C3k2_EFM inherits the core design philosophy of C3k2, adopting a Cross Stage Partial architecture to reduce computational redundancy and improve feature reuse efficiency. The basic architecture of this module can be described as follows: input features first undergo channel expansion through 1 × 1 convolution, then are divided along the channel dimension to form two parallel feature processing paths. One path directly transmits features to maintain original information, while the other path undergoes feature enhancement through core processing modules. Finally, both paths are re-fused along the channel dimension and adjusted to the target output dimension through 1 × 1 convolution. When parameter C3k is set to False, C3k2_EFM adopts a basic enhancement strategy, directly replacing Bottleneck modules in the original C3k2 architecture with EFM modules. Under this configuration, the feature processing path consists of n serially connected EFM modules, with each EFM module independently performing edge information enhancement on input features. When parameter C3k is set to True, the system adopts a deep enhancement strategy, replacing C3k modules in the original C3k2 with C3k_EFM modules. The C3k_EFM modules internally contain multiple sequentially connected EFM modules, achieving multi-level progressive enhancement of edge information.

Through the above design, the EFM module enhances the capability of detecting edge information in side-scan sonar images. The specialized edge detection mechanism enables the model to extract and enhance edge features. The dual-branch architecture realizes the effective integration of edge features and spatial features, strengthening the ability to represent features of targets with blurred boundaries. Moreover, the configurable C3k2_EFM can adjust the level of edge information processing according to the complexity of the detection task, providing adaptive capability for different sonar image qualities.

3.4. Neck Improvement

The neck structure in YOLOv11 undertakes the task of integrating and strengthening multi-scale features derived from the backbone network, in turn boosting the model’s ability to detect targets across different scales. However, traditional feature fusion methods frequently encounter challenges in effectively differentiating artifact features produced by sediment coverage or acoustic wave diffraction. This issue is particularly pronounced when handling small targets in regions with low signal-to-noise ratios, where the hierarchical relationships among multi-scale features are vulnerable to high-frequency noise interference. Consequently, target contour information tends to diminish gradually during transmission through the feature pyramid. This phenomenon directly leads to increased miss detection rates for weak reflection targets and complex terrain regions, severely constraining detection accuracy in underwater scenarios.
_ _ _ _ _ _ _
WRITTEN EXERCISE:
Answer these from the sonar detection passage:
(a) With C3k set to False, what modules take the place of the Bottleneck modules?
(b) Which two kinds of features does the dual-branch architecture integrate?
(c) What tends to happen to target contour information as it passes through the feature pyramid?
_ _ _ _ _ _ _
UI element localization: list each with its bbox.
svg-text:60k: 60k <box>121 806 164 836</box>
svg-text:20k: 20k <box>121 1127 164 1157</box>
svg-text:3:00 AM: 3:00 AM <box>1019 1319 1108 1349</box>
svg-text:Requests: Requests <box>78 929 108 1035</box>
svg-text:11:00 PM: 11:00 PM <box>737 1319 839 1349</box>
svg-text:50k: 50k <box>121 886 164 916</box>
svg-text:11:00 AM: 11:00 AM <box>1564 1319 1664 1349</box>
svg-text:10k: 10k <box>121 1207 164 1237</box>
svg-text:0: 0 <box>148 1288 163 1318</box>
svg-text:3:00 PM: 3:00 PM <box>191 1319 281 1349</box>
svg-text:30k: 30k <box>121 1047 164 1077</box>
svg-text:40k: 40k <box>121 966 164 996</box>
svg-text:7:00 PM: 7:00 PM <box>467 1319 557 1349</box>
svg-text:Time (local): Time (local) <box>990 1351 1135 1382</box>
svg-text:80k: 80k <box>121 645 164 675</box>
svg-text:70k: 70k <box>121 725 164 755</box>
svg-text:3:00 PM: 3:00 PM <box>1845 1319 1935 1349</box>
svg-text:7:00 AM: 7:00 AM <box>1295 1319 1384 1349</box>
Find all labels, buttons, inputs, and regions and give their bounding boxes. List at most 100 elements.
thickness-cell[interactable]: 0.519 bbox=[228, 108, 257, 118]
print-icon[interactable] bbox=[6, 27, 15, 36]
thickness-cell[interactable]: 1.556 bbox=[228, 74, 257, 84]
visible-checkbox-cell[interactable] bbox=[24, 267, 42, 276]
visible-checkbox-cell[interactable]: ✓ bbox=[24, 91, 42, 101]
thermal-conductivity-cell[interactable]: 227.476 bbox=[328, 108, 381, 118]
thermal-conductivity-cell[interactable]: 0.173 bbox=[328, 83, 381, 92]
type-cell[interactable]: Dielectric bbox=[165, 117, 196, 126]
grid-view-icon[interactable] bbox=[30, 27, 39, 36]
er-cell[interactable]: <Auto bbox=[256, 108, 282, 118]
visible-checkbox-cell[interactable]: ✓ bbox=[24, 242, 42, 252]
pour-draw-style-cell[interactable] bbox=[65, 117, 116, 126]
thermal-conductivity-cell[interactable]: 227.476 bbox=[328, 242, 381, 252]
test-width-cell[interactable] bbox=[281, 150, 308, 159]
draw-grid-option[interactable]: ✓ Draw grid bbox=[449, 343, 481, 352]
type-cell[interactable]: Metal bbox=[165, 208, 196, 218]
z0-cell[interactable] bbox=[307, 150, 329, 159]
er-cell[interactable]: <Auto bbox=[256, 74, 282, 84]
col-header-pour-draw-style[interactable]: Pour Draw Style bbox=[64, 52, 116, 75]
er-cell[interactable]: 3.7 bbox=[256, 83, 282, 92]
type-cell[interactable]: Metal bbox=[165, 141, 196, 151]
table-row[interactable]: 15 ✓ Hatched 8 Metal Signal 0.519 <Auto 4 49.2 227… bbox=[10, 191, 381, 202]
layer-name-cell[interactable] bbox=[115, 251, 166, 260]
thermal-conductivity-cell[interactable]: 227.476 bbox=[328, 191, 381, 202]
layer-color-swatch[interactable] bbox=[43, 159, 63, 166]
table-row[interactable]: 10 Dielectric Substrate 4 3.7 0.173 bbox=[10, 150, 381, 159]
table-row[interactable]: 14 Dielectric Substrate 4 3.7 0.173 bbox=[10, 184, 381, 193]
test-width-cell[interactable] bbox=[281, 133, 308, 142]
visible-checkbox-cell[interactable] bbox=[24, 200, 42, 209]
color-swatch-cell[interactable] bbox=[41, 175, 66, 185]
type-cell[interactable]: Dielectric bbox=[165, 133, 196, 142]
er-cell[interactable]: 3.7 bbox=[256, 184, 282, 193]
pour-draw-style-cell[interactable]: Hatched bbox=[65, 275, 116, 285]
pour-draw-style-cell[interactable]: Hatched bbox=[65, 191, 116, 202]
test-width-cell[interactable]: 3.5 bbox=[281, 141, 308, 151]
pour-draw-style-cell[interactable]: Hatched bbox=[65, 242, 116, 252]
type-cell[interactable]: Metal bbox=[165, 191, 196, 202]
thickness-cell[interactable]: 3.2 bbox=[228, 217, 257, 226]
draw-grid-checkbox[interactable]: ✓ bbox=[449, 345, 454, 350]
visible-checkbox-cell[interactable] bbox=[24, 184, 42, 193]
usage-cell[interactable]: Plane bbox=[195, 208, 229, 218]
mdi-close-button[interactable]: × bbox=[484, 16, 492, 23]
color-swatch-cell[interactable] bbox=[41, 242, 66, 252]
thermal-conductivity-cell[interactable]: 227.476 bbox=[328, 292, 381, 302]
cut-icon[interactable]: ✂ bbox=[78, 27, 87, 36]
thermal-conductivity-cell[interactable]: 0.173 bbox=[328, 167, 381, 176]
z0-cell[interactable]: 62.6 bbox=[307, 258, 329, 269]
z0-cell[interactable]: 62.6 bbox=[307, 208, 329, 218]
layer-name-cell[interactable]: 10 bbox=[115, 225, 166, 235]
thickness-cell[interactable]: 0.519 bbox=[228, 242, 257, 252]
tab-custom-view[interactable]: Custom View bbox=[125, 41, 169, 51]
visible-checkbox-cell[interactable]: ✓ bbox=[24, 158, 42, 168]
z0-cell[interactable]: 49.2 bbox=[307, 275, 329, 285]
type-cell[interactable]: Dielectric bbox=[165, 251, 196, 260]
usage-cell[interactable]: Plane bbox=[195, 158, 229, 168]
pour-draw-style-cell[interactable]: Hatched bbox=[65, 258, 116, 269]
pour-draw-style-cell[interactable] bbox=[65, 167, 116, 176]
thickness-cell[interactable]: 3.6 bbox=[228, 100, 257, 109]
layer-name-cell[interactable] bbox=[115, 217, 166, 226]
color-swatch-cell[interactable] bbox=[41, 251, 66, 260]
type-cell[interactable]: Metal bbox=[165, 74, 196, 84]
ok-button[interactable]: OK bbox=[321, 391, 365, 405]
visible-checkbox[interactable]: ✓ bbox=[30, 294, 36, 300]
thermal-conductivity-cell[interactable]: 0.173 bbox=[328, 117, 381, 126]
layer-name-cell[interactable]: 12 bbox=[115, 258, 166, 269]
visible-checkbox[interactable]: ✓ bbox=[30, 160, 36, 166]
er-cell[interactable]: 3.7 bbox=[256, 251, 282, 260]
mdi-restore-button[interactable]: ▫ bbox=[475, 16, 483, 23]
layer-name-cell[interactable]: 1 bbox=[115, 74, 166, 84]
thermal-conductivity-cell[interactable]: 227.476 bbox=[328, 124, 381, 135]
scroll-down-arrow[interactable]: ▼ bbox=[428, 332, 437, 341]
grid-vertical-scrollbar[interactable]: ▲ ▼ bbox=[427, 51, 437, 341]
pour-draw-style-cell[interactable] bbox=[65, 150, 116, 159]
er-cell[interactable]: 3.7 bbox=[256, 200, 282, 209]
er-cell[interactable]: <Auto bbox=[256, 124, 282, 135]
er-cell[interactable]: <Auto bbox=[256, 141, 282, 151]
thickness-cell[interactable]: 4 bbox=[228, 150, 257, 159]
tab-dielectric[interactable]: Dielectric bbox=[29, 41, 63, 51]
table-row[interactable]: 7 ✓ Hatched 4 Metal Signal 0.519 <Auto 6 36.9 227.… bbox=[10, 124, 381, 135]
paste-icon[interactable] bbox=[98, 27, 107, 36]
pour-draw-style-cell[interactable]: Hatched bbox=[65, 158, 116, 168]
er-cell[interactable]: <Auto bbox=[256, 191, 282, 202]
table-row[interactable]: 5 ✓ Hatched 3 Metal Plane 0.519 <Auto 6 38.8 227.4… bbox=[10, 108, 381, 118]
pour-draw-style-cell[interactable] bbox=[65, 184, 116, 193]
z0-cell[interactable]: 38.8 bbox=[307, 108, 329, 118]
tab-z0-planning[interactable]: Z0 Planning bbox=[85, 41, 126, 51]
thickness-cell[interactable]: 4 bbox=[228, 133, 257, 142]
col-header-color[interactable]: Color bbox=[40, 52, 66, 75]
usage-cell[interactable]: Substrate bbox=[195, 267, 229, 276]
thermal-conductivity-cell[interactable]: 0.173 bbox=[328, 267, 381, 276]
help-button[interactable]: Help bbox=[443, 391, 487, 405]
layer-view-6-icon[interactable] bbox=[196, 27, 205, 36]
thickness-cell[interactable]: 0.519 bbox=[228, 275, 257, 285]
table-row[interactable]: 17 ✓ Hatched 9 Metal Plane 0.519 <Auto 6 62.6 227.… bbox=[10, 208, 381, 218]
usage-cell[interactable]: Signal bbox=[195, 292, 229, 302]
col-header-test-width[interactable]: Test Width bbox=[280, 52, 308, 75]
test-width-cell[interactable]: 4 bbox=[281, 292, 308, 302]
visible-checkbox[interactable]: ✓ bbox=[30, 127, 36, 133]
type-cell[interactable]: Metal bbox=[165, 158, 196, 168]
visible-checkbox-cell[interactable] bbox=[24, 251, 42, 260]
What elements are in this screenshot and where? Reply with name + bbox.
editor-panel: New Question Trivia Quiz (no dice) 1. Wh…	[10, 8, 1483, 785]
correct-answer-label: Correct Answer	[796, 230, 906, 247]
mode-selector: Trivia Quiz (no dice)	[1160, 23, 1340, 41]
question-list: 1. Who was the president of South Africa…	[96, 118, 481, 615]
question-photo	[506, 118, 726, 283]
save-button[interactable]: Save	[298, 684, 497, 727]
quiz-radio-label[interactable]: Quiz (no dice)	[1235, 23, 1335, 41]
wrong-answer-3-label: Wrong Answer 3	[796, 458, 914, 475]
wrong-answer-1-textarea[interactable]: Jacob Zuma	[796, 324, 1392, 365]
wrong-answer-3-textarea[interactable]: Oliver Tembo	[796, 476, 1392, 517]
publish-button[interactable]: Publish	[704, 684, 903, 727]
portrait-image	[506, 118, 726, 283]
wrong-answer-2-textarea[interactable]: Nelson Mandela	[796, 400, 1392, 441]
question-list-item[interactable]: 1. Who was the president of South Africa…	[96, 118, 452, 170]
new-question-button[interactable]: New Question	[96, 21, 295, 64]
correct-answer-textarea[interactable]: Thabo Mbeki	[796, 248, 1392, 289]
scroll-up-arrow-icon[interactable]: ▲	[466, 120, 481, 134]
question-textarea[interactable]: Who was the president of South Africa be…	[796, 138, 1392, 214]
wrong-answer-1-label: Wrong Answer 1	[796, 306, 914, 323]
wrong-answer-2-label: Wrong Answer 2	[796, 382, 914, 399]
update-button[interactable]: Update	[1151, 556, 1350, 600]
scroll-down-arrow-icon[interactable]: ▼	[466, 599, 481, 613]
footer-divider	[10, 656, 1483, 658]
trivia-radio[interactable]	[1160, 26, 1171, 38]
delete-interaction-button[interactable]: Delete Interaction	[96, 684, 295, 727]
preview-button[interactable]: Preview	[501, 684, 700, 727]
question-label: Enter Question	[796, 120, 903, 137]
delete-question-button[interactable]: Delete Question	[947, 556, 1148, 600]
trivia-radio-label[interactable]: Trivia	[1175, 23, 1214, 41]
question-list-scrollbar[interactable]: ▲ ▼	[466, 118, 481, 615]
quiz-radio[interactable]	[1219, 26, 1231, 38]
_ _ _ _ _ _ _
COMPLETE OUTPUT:
(a) EFM modules.
(b) Edge features and spatial features.
(c) It tends to diminish gradually.